### Records provided

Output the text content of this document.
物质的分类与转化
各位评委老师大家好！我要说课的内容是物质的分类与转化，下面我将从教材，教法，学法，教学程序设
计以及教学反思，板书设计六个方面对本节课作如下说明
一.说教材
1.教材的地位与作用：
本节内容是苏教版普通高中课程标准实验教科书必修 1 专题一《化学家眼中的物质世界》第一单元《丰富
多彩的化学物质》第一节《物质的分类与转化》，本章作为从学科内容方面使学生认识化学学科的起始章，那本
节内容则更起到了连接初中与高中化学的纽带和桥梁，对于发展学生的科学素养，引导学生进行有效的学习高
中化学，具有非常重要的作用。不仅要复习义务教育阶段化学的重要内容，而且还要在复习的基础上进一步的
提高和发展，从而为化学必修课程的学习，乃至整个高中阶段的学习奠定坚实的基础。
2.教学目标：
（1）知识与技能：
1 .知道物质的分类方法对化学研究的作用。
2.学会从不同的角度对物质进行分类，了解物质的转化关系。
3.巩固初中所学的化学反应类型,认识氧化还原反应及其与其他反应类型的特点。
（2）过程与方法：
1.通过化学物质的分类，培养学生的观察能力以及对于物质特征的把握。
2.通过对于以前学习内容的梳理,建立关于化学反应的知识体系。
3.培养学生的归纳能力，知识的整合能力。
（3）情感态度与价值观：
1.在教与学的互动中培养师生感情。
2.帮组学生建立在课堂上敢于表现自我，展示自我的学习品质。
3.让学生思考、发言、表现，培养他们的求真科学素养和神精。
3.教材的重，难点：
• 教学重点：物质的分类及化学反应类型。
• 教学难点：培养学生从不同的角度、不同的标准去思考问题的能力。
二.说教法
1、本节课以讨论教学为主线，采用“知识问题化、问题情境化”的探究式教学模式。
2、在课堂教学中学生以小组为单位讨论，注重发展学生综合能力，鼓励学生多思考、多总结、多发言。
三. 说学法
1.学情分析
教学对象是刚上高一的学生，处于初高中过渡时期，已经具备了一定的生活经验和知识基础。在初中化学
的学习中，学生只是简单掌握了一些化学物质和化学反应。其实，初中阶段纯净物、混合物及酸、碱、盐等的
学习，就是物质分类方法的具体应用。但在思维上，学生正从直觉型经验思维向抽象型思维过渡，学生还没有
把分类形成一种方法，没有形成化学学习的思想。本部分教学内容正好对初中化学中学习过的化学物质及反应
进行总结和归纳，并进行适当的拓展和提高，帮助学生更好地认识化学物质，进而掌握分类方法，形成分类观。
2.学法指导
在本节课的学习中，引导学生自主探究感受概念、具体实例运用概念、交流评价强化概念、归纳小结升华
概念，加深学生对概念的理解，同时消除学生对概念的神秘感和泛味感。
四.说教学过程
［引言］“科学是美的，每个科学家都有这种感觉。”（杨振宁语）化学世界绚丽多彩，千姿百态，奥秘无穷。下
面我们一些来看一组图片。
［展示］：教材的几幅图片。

### Work to complete
Return the entries in full, keeping every line exactly as it is.

### Written reply
Output the text content of this document.
物质的分类与转化
各位评委老师大家好！我要说课的内容是物质的分类与转化，下面我将从教材，教法，学法，教学程序设
计以及教学反思，板书设计六个方面对本节课作如下说明
一.说教材
1.教材的地位与作用：
本节内容是苏教版普通高中课程标准实验教科书必修 1 专题一《化学家眼中的物质世界》第一单元《丰富
多彩的化学物质》第一节《物质的分类与转化》，本章作为从学科内容方面使学生认识化学学科的起始章，那本
节内容则更起到了连接初中与高中化学的纽带和桥梁，对于发展学生的科学素养，引导学生进行有效的学习高
中化学，具有非常重要的作用。不仅要复习义务教育阶段化学的重要内容，而且还要在复习的基础上进一步的
提高和发展，从而为化学必修课程的学习，乃至整个高中阶段的学习奠定坚实的基础。
2.教学目标：
（1）知识与技能：
1 .知道物质的分类方法对化学研究的作用。
2.学会从不同的角度对物质进行分类，了解物质的转化关系。
3.巩固初中所学的化学反应类型,认识氧化还原反应及其与其他反应类型的特点。
（2）过程与方法：
1.通过化学物质的分类，培养学生的观察能力以及对于物质特征的把握。
2.通过对于以前学习内容的梳理,建立关于化学反应的知识体系。
3.培养学生的归纳能力，知识的整合能力。
（3）情感态度与价值观：
1.在教与学的互动中培养师生感情。
2.帮组学生建立在课堂上敢于表现自我，展示自我的学习品质。
3.让学生思考、发言、表现，培养他们的求真科学素养和神精。
3.教材的重，难点：
• 教学重点：物质的分类及化学反应类型。
• 教学难点：培养学生从不同的角度、不同的标准去思考问题的能力。
二.说教法
1、本节课以讨论教学为主线，采用“知识问题化、问题情境化”的探究式教学模式。
2、在课堂教学中学生以小组为单位讨论，注重发展学生综合能力，鼓励学生多思考、多总结、多发言。
三. 说学法
1.学情分析
教学对象是刚上高一的学生，处于初高中过渡时期，已经具备了一定的生活经验和知识基础。在初中化学
的学习中，学生只是简单掌握了一些化学物质和化学反应。其实，初中阶段纯净物、混合物及酸、碱、盐等的
学习，就是物质分类方法的具体应用。但在思维上，学生正从直觉型经验思维向抽象型思维过渡，学生还没有
把分类形成一种方法，没有形成化学学习的思想。本部分教学内容正好对初中化学中学习过的化学物质及反应
进行总结和归纳，并进行适当的拓展和提高，帮助学生更好地认识化学物质，进而掌握分类方法，形成分类观。
2.学法指导
在本节课的学习中，引导学生自主探究感受概念、具体实例运用概念、交流评价强化概念、归纳小结升华
概念，加深学生对概念的理解，同时消除学生对概念的神秘感和泛味感。
四.说教学过程
［引言］“科学是美的，每个科学家都有这种感觉。”（杨振宁语）化学世界绚丽多彩，千姿百态，奥秘无穷。下
面我们一些来看一组图片。
［展示］：教材的几幅图片。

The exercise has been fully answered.